Level Default Rate Notes
Trace/Debug 10/s per component Disabled in production
Information 100/s per component Sampled under pressure
Warning 500/s per component Never sampled
Error/Critical Unlimited Always emitted

7. Redaction and Scrubbing

7.1 Denylist Patterns

The following patterns MUST be redacted before emission:

Category Patterns
Secrets authorization, bearer, token, api[-_]?key, secret, password, credential
PII email, phone, ssn, address, name (when user-provided)
Security private[-_]?key, certificate, session[-_]?id

7.2 Redaction Format

{
  "authorization": "[REDACTED]",
  "redaction": {
    "reason": "secret",
    "policy": "default-v1",
    "timestamp": "2025-12-19T10:00:00Z"
  }
}

7.3 Hash Policy

When identifiers need to be preserved for correlation but hidden:

public sealed record HashedIdentifier
{
    /// <summary>SHA-256 lowercase hex of original value.</summary>
    public required string Hash { get; init; }

    /// <summary>Marker indicating this is a hash.</summary>
    public bool IsHashed { get; init; } = true;

    /// <summary>Original field name.</summary>
    public required string FieldName { get; init; }
}

8. Sampling Policies

8.1 Trace Sampling

Environment Head Sampling Error Boost Audit Boost
Development 100% - -
Staging 10% 100% 100%
Production 5% 100% 100%

8.2 Audit Spans

Spans tagged audit=true are always sampled and retained for extended periods:

public interface IAuditableOperation
{
    /// <summary>Mark span for audit trail.</summary>
    void MarkAudit(string reason);
}

9. Service Integration

9.1 Bootstrap Registration

public static class TelemetryBootstrap
{
    public static IServiceCollection AddStellaOpsTelemetry(
        this IServiceCollection services,
        IConfiguration configuration,
        string serviceName,
        string serviceVersion,
        Action<TelemetryOptions>? configureOptions = null,
        Action<MeterProviderBuilder>? configureMetrics = null,
        Action<TracerProviderBuilder>? configureTracing = null);
}

public sealed class TelemetryOptions
{
    public CollectorOptions Collector { get; set; } = new();
    public SamplingOptions Sampling { get; set; } = new();
    public RedactionOptions Redaction { get; set; } = new();
    public bool SealedMode { get; set; }
}

9.2 Context Propagation

HTTP headers for W3C trace context:

  • traceparent: {version}-{trace-id}-{parent-id}-{trace-flags}
  • tracestate: Custom vendor state
  • baggage: Tenant/correlation context

gRPC metadata:

  • x-trace-id
  • x-span-id
  • x-tenant-id
  • x-correlation-id

10. Orchestrator Integration (ORCH-OBS-50-001)

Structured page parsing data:
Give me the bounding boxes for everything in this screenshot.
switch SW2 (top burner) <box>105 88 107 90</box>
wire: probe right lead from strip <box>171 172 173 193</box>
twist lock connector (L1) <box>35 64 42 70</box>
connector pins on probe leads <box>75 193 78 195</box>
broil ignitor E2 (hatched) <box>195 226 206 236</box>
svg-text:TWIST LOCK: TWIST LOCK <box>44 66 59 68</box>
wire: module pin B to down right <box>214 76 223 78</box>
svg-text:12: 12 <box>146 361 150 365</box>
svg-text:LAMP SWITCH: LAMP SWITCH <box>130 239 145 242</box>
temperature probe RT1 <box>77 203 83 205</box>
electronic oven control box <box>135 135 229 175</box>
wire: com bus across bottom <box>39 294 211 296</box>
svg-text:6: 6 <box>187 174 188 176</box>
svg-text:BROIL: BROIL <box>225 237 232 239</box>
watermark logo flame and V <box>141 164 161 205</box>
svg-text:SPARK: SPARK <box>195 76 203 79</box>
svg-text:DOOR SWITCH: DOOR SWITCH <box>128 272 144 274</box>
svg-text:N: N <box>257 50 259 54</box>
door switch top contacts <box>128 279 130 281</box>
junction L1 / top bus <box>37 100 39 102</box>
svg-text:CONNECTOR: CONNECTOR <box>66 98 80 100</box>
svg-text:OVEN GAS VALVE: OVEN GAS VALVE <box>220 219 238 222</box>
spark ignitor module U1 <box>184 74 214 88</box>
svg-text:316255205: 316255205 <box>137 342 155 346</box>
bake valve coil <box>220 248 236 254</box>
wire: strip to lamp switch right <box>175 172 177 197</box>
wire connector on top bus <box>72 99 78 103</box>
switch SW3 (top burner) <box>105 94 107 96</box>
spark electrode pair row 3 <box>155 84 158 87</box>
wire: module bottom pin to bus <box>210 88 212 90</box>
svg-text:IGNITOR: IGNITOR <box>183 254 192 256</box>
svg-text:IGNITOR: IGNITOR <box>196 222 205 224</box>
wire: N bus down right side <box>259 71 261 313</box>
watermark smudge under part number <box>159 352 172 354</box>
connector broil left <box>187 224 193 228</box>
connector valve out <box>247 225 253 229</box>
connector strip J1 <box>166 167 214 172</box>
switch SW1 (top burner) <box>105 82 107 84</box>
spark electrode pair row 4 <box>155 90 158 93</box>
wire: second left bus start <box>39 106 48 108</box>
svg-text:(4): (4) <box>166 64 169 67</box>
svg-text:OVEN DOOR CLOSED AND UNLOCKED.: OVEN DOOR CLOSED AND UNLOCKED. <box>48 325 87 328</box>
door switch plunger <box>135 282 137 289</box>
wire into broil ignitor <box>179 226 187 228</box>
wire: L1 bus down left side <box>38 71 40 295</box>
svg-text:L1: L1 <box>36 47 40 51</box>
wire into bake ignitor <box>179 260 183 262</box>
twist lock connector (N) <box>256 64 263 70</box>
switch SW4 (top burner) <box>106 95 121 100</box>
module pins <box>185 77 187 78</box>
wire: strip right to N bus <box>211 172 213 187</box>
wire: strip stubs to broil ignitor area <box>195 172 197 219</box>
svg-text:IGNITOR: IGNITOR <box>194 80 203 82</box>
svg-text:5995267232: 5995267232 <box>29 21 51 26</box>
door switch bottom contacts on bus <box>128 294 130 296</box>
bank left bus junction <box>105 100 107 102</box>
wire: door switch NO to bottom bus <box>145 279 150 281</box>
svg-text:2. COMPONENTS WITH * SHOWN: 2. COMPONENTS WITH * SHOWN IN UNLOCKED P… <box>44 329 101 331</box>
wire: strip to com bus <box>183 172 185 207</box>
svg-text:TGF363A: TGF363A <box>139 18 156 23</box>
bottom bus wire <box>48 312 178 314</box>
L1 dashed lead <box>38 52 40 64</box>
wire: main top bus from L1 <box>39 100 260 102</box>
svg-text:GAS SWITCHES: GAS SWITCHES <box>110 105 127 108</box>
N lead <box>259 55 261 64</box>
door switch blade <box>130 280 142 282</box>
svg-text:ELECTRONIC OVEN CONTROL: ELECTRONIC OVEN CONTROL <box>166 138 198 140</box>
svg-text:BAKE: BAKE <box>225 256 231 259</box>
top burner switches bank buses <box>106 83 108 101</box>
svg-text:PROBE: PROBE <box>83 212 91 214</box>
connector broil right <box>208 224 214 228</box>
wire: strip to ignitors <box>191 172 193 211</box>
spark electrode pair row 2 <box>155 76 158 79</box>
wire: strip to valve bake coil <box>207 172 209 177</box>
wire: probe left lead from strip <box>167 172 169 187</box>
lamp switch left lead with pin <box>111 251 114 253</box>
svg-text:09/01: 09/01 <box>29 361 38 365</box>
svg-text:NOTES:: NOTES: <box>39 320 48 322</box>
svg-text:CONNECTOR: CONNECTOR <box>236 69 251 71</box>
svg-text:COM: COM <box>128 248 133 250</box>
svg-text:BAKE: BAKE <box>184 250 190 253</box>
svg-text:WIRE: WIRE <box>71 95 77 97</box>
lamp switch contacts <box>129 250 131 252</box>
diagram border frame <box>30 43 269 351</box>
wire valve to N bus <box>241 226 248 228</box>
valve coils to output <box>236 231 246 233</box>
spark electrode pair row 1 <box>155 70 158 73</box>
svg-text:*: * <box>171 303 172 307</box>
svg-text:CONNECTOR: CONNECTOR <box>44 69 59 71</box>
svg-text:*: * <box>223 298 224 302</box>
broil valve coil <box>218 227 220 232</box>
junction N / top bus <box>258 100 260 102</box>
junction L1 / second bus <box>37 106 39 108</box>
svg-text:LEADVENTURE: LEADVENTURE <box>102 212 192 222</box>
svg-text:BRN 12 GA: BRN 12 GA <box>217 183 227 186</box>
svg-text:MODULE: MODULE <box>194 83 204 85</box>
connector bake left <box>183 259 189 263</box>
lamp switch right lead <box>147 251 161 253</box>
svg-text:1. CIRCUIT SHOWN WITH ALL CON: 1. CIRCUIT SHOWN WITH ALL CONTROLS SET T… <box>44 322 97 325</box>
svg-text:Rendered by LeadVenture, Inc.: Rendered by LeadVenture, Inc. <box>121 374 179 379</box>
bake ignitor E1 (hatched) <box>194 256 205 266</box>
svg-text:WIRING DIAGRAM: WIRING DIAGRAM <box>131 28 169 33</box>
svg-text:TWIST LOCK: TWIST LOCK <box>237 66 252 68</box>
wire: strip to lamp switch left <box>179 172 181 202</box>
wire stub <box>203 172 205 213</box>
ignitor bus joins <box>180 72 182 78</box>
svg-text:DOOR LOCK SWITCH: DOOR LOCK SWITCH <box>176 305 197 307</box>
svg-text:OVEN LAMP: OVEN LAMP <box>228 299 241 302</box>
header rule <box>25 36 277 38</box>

• Exercise: Write out the telemetry spec text exactly, beginning at "HTTP headers for" and stopping after "Orchestrator Integration (ORCH-OBS-50-001)".

• Written response:
HTTP headers for W3C trace context:

  • traceparent: {version}-{trace-id}-{parent-id}-{trace-flags}
  • tracestate: Custom vendor state
  • baggage: Tenant/correlation context

gRPC metadata:

  • x-trace-id
  • x-span-id
  • x-tenant-id
  • x-correlation-id

10. Orchestrator Integration (ORCH-OBS-50-001)